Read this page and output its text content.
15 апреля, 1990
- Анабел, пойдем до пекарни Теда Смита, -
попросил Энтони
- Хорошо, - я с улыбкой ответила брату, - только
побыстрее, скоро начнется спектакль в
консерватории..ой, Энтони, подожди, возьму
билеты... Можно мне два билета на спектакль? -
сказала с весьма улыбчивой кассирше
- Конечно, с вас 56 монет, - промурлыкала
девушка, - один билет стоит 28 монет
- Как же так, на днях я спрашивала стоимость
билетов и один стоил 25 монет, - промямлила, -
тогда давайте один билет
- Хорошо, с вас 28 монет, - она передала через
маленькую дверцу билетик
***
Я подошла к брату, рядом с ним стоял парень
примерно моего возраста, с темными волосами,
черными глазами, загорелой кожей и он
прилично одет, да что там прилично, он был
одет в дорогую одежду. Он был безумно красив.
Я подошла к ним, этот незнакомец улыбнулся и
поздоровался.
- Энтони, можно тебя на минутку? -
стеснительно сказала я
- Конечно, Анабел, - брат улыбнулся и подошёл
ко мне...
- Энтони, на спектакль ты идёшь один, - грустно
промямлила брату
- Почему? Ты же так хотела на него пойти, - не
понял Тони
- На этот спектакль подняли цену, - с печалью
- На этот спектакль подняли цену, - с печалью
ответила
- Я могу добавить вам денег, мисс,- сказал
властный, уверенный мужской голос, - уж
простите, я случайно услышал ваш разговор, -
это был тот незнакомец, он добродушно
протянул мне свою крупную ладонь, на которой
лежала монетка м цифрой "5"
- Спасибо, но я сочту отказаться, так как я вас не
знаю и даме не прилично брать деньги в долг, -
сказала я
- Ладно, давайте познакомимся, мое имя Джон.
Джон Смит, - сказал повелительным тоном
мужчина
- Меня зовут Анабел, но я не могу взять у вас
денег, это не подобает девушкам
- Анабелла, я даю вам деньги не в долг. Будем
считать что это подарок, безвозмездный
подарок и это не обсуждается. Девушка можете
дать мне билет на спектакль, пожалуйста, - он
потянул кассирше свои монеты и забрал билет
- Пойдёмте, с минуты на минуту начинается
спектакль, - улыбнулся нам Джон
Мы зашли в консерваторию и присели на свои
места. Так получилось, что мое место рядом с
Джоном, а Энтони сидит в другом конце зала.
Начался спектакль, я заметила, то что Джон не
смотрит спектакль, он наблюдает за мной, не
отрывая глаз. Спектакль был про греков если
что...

What is required:
Return each line among the entries that holds the word "сказала".

Result of the exercise:
сказала с весьма улыбчивой кассирше
стеснительно сказала я
сказала я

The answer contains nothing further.